Task description:
Retype every entry word for word.

[Dataset entries on figures]
================

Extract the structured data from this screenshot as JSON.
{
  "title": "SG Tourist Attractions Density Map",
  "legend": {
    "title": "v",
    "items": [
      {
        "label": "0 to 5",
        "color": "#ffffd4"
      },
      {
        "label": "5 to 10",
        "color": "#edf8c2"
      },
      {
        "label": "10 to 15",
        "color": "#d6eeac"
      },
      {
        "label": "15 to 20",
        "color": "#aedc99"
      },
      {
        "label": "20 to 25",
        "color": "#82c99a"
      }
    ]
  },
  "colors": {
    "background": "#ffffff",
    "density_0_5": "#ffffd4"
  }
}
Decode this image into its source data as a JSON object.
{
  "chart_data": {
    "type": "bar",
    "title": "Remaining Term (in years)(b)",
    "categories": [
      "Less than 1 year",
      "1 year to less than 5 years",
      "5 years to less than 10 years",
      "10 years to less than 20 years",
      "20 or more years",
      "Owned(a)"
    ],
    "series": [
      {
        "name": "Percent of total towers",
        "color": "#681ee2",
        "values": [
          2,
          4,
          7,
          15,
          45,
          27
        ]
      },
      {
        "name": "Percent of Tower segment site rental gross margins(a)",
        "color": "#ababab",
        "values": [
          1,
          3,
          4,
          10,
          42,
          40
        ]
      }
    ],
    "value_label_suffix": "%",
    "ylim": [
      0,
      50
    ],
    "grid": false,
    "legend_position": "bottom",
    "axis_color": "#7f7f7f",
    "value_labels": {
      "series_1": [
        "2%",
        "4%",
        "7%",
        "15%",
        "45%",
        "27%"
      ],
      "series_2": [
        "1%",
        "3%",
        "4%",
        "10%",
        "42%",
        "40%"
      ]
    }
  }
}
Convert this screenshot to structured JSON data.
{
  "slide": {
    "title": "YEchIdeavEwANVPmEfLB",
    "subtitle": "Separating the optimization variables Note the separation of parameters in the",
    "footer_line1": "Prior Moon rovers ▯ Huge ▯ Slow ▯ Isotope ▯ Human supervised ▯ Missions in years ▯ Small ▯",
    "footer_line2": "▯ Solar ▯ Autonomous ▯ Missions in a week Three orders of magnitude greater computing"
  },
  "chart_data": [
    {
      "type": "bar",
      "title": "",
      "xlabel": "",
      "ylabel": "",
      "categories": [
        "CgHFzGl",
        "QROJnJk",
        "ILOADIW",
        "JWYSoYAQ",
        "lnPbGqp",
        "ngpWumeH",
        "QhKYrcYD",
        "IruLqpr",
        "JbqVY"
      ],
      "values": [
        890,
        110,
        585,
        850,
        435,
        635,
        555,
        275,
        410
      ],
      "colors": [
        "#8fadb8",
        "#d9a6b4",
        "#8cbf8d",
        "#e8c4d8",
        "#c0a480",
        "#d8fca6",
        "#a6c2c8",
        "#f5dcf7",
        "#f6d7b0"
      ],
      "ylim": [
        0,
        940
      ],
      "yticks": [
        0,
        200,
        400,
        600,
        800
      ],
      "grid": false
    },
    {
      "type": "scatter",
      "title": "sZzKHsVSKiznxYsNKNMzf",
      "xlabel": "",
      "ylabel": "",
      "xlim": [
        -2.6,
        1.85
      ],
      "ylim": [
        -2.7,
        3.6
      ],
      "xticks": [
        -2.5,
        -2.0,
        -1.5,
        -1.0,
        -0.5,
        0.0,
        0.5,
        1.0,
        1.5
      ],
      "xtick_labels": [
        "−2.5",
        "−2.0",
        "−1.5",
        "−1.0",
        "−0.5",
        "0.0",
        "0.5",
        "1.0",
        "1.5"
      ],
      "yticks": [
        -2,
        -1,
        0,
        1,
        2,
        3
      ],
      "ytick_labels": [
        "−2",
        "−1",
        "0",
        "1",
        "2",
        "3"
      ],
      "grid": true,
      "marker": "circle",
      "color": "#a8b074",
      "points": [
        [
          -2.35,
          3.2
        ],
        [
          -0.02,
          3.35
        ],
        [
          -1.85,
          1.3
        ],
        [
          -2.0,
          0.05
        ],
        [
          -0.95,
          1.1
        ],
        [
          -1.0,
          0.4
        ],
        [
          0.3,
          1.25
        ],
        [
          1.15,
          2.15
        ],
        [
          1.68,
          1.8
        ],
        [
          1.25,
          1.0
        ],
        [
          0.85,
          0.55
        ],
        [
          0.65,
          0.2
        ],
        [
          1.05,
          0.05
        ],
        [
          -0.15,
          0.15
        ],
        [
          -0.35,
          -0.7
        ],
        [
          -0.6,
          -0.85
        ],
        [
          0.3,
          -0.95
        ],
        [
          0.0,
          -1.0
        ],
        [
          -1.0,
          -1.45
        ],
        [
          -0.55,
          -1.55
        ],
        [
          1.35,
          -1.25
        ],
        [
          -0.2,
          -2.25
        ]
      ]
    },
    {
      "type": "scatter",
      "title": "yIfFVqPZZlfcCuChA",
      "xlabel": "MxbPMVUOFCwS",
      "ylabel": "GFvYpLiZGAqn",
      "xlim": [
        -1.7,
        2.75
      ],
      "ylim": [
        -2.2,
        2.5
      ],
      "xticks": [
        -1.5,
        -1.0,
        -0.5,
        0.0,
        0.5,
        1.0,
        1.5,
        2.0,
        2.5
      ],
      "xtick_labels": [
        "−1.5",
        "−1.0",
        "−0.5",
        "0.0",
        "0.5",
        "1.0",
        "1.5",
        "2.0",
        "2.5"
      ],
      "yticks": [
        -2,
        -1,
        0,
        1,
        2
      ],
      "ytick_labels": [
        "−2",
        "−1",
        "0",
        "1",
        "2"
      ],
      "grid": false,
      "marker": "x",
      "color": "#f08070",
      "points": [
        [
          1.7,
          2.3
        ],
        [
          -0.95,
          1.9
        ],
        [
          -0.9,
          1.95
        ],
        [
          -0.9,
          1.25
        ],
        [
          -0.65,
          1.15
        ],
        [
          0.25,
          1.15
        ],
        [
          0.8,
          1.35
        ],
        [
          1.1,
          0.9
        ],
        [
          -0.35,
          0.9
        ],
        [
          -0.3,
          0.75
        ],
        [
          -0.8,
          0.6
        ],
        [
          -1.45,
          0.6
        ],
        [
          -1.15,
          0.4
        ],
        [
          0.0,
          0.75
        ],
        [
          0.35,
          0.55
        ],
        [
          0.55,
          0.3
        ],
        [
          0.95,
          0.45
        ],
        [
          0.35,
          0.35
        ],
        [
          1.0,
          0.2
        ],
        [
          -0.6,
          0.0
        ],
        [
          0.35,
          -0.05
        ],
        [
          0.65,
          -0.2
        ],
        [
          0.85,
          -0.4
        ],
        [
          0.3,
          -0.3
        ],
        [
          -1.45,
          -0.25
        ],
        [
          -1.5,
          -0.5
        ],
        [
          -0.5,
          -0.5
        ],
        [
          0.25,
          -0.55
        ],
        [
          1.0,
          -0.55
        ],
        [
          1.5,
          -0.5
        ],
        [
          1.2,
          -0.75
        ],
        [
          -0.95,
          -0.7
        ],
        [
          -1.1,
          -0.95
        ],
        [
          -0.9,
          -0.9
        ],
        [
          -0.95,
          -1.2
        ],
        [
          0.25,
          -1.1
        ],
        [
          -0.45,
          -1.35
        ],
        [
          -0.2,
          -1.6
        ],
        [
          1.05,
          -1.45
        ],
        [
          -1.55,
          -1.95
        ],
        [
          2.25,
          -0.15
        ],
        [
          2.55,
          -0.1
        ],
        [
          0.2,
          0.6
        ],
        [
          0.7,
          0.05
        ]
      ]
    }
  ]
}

================

The output:
Extract the structured data from this screenshot as JSON.
{
  "title": "SG Tourist Attractions Density Map",
  "legend": {
    "title": "v",
    "items": [
      {
        "label": "0 to 5",
        "color": "#ffffd4"
      },
      {
        "label": "5 to 10",
        "color": "#edf8c2"
      },
      {
        "label": "10 to 15",
        "color": "#d6eeac"
      },
      {
        "label": "15 to 20",
        "color": "#aedc99"
      },
      {
        "label": "20 to 25",
        "color": "#82c99a"
      }
    ]
  },
  "colors": {
    "background": "#ffffff",
    "density_0_5": "#ffffd4"
  }
}
Decode this image into its source data as a JSON object.
{
  "chart_data": {
    "type": "bar",
    "title": "Remaining Term (in years)(b)",
    "categories": [
      "Less than 1 year",
      "1 year to less than 5 years",
      "5 years to less than 10 years",
      "10 years to less than 20 years",
      "20 or more years",
      "Owned(a)"
    ],
    "series": [
      {
        "name": "Percent of total towers",
        "color": "#681ee2",
        "values": [
          2,
          4,
          7,
          15,
          45,
          27
        ]
      },
      {
        "name": "Percent of Tower segment site rental gross margins(a)",
        "color": "#ababab",
        "values": [
          1,
          3,
          4,
          10,
          42,
          40
        ]
      }
    ],
    "value_label_suffix": "%",
    "ylim": [
      0,
      50
    ],
    "grid": false,
    "legend_position": "bottom",
    "axis_color": "#7f7f7f",
    "value_labels": {
      "series_1": [
        "2%",
        "4%",
        "7%",
        "15%",
        "45%",
        "27%"
      ],
      "series_2": [
        "1%",
        "3%",
        "4%",
        "10%",
        "42%",
        "40%"
      ]
    }
  }
}
Convert this screenshot to structured JSON data.
{
  "slide": {
    "title": "YEchIdeavEwANVPmEfLB",
    "subtitle": "Separating the optimization variables Note the separation of parameters in the",
    "footer_line1": "Prior Moon rovers ▯ Huge ▯ Slow ▯ Isotope ▯ Human supervised ▯ Missions in years ▯ Small ▯",
    "footer_line2": "▯ Solar ▯ Autonomous ▯ Missions in a week Three orders of magnitude greater computing"
  },
  "chart_data": [
    {
      "type": "bar",
      "title": "",
      "xlabel": "",
      "ylabel": "",
      "categories": [
        "CgHFzGl",
        "QROJnJk",
        "ILOADIW",
        "JWYSoYAQ",
        "lnPbGqp",
        "ngpWumeH",
        "QhKYrcYD",
        "IruLqpr",
        "JbqVY"
      ],
      "values": [
        890,
        110,
        585,
        850,
        435,
        635,
        555,
        275,
        410
      ],
      "colors": [
        "#8fadb8",
        "#d9a6b4",
        "#8cbf8d",
        "#e8c4d8",
        "#c0a480",
        "#d8fca6",
        "#a6c2c8",
        "#f5dcf7",
        "#f6d7b0"
      ],
      "ylim": [
        0,
        940
      ],
      "yticks": [
        0,
        200,
        400,
        600,
        800
      ],
      "grid": false
    },
    {
      "type": "scatter",
      "title": "sZzKHsVSKiznxYsNKNMzf",
      "xlabel": "",
      "ylabel": "",
      "xlim": [
        -2.6,
        1.85
      ],
      "ylim": [
        -2.7,
        3.6
      ],
      "xticks": [
        -2.5,
        -2.0,
        -1.5,
        -1.0,
        -0.5,
        0.0,
        0.5,
        1.0,
        1.5
      ],
      "xtick_labels": [
        "−2.5",
        "−2.0",
        "−1.5",
        "−1.0",
        "−0.5",
        "0.0",
        "0.5",
        "1.0",
        "1.5"
      ],
      "yticks": [
        -2,
        -1,
        0,
        1,
        2,
        3
      ],
      "ytick_labels": [
        "−2",
        "−1",
        "0",
        "1",
        "2",
        "3"
      ],
      "grid": true,
      "marker": "circle",
      "color": "#a8b074",
      "points": [
        [
          -2.35,
          3.2
        ],
        [
          -0.02,
          3.35
        ],
        [
          -1.85,
          1.3
        ],
        [
          -2.0,
          0.05
        ],
        [
          -0.95,
          1.1
        ],
        [
          -1.0,
          0.4
        ],
        [
          0.3,
          1.25
        ],
        [
          1.15,
          2.15
        ],
        [
          1.68,
          1.8
        ],
        [
          1.25,
          1.0
        ],
        [
          0.85,
          0.55
        ],
        [
          0.65,
          0.2
        ],
        [
          1.05,
          0.05
        ],
        [
          -0.15,
          0.15
        ],
        [
          -0.35,
          -0.7
        ],
        [
          -0.6,
          -0.85
        ],
        [
          0.3,
          -0.95
        ],
        [
          0.0,
          -1.0
        ],
        [
          -1.0,
          -1.45
        ],
        [
          -0.55,
          -1.55
        ],
        [
          1.35,
          -1.25
        ],
        [
          -0.2,
          -2.25
        ]
      ]
    },
    {
      "type": "scatter",
      "title": "yIfFVqPZZlfcCuChA",
      "xlabel": "MxbPMVUOFCwS",
      "ylabel": "GFvYpLiZGAqn",
      "xlim": [
        -1.7,
        2.75
      ],
      "ylim": [
        -2.2,
        2.5
      ],
      "xticks": [
        -1.5,
        -1.0,
        -0.5,
        0.0,
        0.5,
        1.0,
        1.5,
        2.0,
        2.5
      ],
      "xtick_labels": [
        "−1.5",
        "−1.0",
        "−0.5",
        "0.0",
        "0.5",
        "1.0",
        "1.5",
        "2.0",
        "2.5"
      ],
      "yticks": [
        -2,
        -1,
        0,
        1,
        2
      ],
      "ytick_labels": [
        "−2",
        "−1",
        "0",
        "1",
        "2"
      ],
      "grid": false,
      "marker": "x",
      "color": "#f08070",
      "points": [
        [
          1.7,
          2.3
        ],
        [
          -0.95,
          1.9
        ],
        [
          -0.9,
          1.95
        ],
        [
          -0.9,
          1.25
        ],
        [
          -0.65,
          1.15
        ],
        [
          0.25,
          1.15
        ],
        [
          0.8,
          1.35
        ],
        [
          1.1,
          0.9
        ],
        [
          -0.35,
          0.9
        ],
        [
          -0.3,
          0.75
        ],
        [
          -0.8,
          0.6
        ],
        [
          -1.45,
          0.6
        ],
        [
          -1.15,
          0.4
        ],
        [
          0.0,
          0.75
        ],
        [
          0.35,
          0.55
        ],
        [
          0.55,
          0.3
        ],
        [
          0.95,
          0.45
        ],
        [
          0.35,
          0.35
        ],
        [
          1.0,
          0.2
        ],
        [
          -0.6,
          0.0
        ],
        [
          0.35,
          -0.05
        ],
        [
          0.65,
          -0.2
        ],
        [
          0.85,
          -0.4
        ],
        [
          0.3,
          -0.3
        ],
        [
          -1.45,
          -0.25
        ],
        [
          -1.5,
          -0.5
        ],
        [
          -0.5,
          -0.5
        ],
        [
          0.25,
          -0.55
        ],
        [
          1.0,
          -0.55
        ],
        [
          1.5,
          -0.5
        ],
        [
          1.2,
          -0.75
        ],
        [
          -0.95,
          -0.7
        ],
        [
          -1.1,
          -0.95
        ],
        [
          -0.9,
          -0.9
        ],
        [
          -0.95,
          -1.2
        ],
        [
          0.25,
          -1.1
        ],
        [
          -0.45,
          -1.35
        ],
        [
          -0.2,
          -1.6
        ],
        [
          1.05,
          -1.45
        ],
        [
          -1.55,
          -1.95
        ],
        [
          2.25,
          -0.15
        ],
        [
          2.55,
          -0.1
        ],
        [
          0.2,
          0.6
        ],
        [
          0.7,
          0.05
        ]
      ]
    }
  ]
}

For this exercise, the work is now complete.